--- START OF PROVIDED DATA ---

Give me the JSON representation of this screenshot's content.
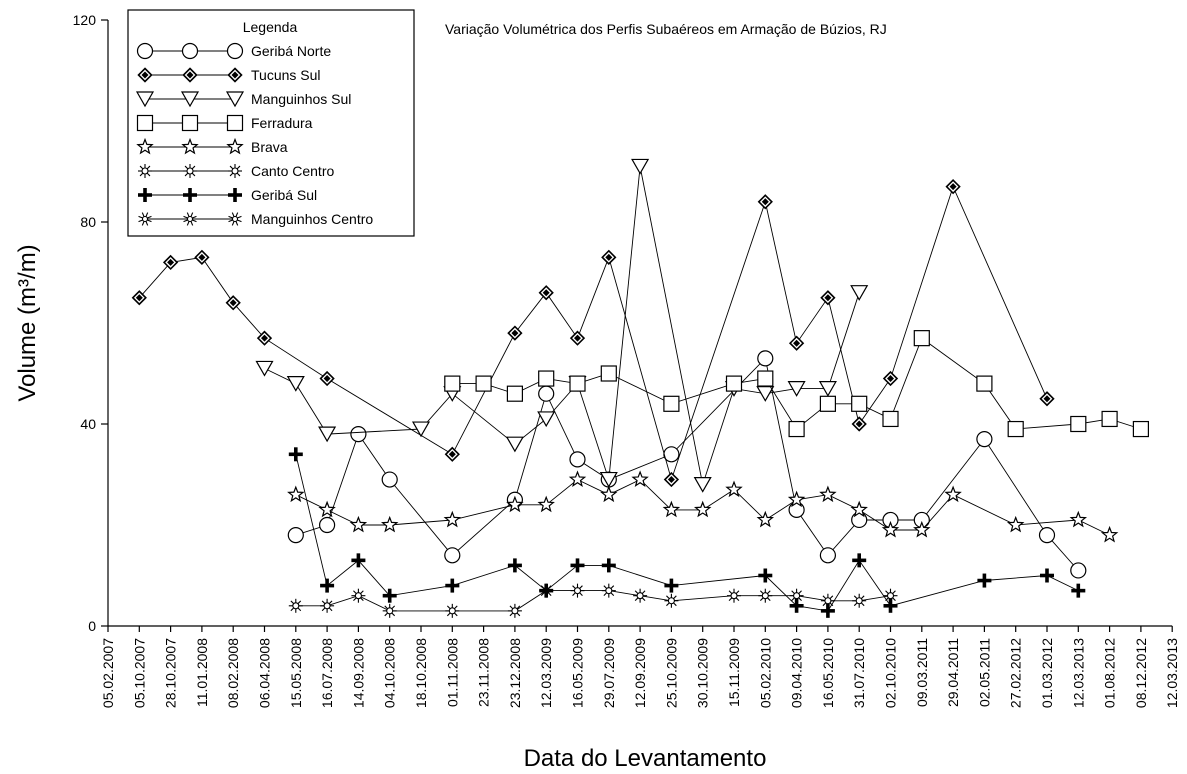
{
  "chart_data": {
    "type": "line",
    "title": "Variação Volumétrica dos Perfis Subaéreos em Armação de Búzios, RJ",
    "xlabel": "Data do Levantamento",
    "ylabel": "Volume (m³/m)",
    "ylim": [
      0,
      120
    ],
    "yticks": [
      0,
      40,
      80,
      120
    ],
    "grid": false,
    "legend_title": "Legenda",
    "legend_position": "top-left",
    "categories": [
      "05.02.2007",
      "05.10.2007",
      "28.10.2007",
      "11.01.2008",
      "08.02.2008",
      "06.04.2008",
      "15.05.2008",
      "16.07.2008",
      "14.09.2008",
      "04.10.2008",
      "18.10.2008",
      "01.11.2008",
      "23.11.2008",
      "23.12.2008",
      "12.03.2009",
      "16.05.2009",
      "29.07.2009",
      "12.09.2009",
      "25.10.2009",
      "30.10.2009",
      "15.11.2009",
      "05.02.2010",
      "09.04.2010",
      "16.05.2010",
      "31.07.2010",
      "02.10.2010",
      "09.03.2011",
      "29.04.2011",
      "02.05.2011",
      "27.02.2012",
      "01.03.2012",
      "12.03.2013",
      "01.08.2012",
      "08.12.2012",
      "12.03.2013"
    ],
    "series": [
      {
        "name": "Geribá Norte",
        "marker": "circle",
        "points": [
          [
            6,
            18
          ],
          [
            7,
            20
          ],
          [
            8,
            38
          ],
          [
            9,
            29
          ],
          [
            11,
            14
          ],
          [
            13,
            25
          ],
          [
            14,
            46
          ],
          [
            15,
            33
          ],
          [
            16,
            29
          ],
          [
            18,
            34
          ],
          [
            21,
            53
          ],
          [
            22,
            23
          ],
          [
            23,
            14
          ],
          [
            24,
            21
          ],
          [
            25,
            21
          ],
          [
            26,
            21
          ],
          [
            28,
            37
          ],
          [
            30,
            18
          ],
          [
            31,
            11
          ]
        ]
      },
      {
        "name": "Tucuns Sul",
        "marker": "diamond",
        "points": [
          [
            1,
            65
          ],
          [
            2,
            72
          ],
          [
            3,
            73
          ],
          [
            4,
            64
          ],
          [
            5,
            57
          ],
          [
            7,
            49
          ],
          [
            11,
            34
          ],
          [
            13,
            58
          ],
          [
            14,
            66
          ],
          [
            15,
            57
          ],
          [
            16,
            73
          ],
          [
            18,
            29
          ],
          [
            21,
            84
          ],
          [
            22,
            56
          ],
          [
            23,
            65
          ],
          [
            24,
            40
          ],
          [
            25,
            49
          ],
          [
            27,
            87
          ],
          [
            30,
            45
          ]
        ]
      },
      {
        "name": "Manguinhos Sul",
        "marker": "triangle-down",
        "points": [
          [
            5,
            51
          ],
          [
            6,
            48
          ],
          [
            7,
            38
          ],
          [
            10,
            39
          ],
          [
            11,
            46
          ],
          [
            13,
            36
          ],
          [
            14,
            41
          ],
          [
            15,
            48
          ],
          [
            16,
            29
          ],
          [
            17,
            91
          ],
          [
            19,
            28
          ],
          [
            20,
            47
          ],
          [
            21,
            46
          ],
          [
            22,
            47
          ],
          [
            23,
            47
          ],
          [
            24,
            66
          ]
        ]
      },
      {
        "name": "Ferradura",
        "marker": "square",
        "points": [
          [
            11,
            48
          ],
          [
            12,
            48
          ],
          [
            13,
            46
          ],
          [
            14,
            49
          ],
          [
            15,
            48
          ],
          [
            16,
            50
          ],
          [
            18,
            44
          ],
          [
            20,
            48
          ],
          [
            21,
            49
          ],
          [
            22,
            39
          ],
          [
            23,
            44
          ],
          [
            24,
            44
          ],
          [
            25,
            41
          ],
          [
            26,
            57
          ],
          [
            28,
            48
          ],
          [
            29,
            39
          ],
          [
            31,
            40
          ],
          [
            32,
            41
          ],
          [
            33,
            39
          ]
        ]
      },
      {
        "name": "Brava",
        "marker": "star",
        "points": [
          [
            6,
            26
          ],
          [
            7,
            23
          ],
          [
            8,
            20
          ],
          [
            9,
            20
          ],
          [
            11,
            21
          ],
          [
            13,
            24
          ],
          [
            14,
            24
          ],
          [
            15,
            29
          ],
          [
            16,
            26
          ],
          [
            17,
            29
          ],
          [
            18,
            23
          ],
          [
            19,
            23
          ],
          [
            20,
            27
          ],
          [
            21,
            21
          ],
          [
            22,
            25
          ],
          [
            23,
            26
          ],
          [
            24,
            23
          ],
          [
            25,
            19
          ],
          [
            26,
            19
          ],
          [
            27,
            26
          ],
          [
            29,
            20
          ],
          [
            31,
            21
          ],
          [
            32,
            18
          ]
        ]
      },
      {
        "name": "Canto Centro",
        "marker": "sun",
        "points": [
          [
            6,
            4
          ],
          [
            7,
            4
          ],
          [
            8,
            6
          ],
          [
            9,
            3
          ],
          [
            11,
            3
          ],
          [
            13,
            3
          ],
          [
            14,
            7
          ],
          [
            15,
            7
          ],
          [
            16,
            7
          ],
          [
            17,
            6
          ],
          [
            18,
            5
          ],
          [
            20,
            6
          ],
          [
            21,
            6
          ],
          [
            22,
            6
          ],
          [
            23,
            5
          ],
          [
            24,
            5
          ],
          [
            25,
            6
          ]
        ]
      },
      {
        "name": "Geribá Sul",
        "marker": "plus",
        "points": [
          [
            6,
            34
          ],
          [
            7,
            8
          ],
          [
            8,
            13
          ],
          [
            9,
            6
          ],
          [
            11,
            8
          ],
          [
            13,
            12
          ],
          [
            14,
            7
          ],
          [
            15,
            12
          ],
          [
            16,
            12
          ],
          [
            18,
            8
          ],
          [
            21,
            10
          ],
          [
            22,
            4
          ],
          [
            23,
            3
          ],
          [
            24,
            13
          ],
          [
            25,
            4
          ],
          [
            28,
            9
          ],
          [
            30,
            10
          ],
          [
            31,
            7
          ]
        ]
      },
      {
        "name": "Manguinhos Centro",
        "marker": "asterisk",
        "points": []
      }
    ]
  }
}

--- END OF PROVIDED DATA ---

Pull every line containing the word "Centro" out of the entries above.

WRITTEN RESPONSE>
        "name": "Canto Centro",
        "name": "Manguinhos Centro",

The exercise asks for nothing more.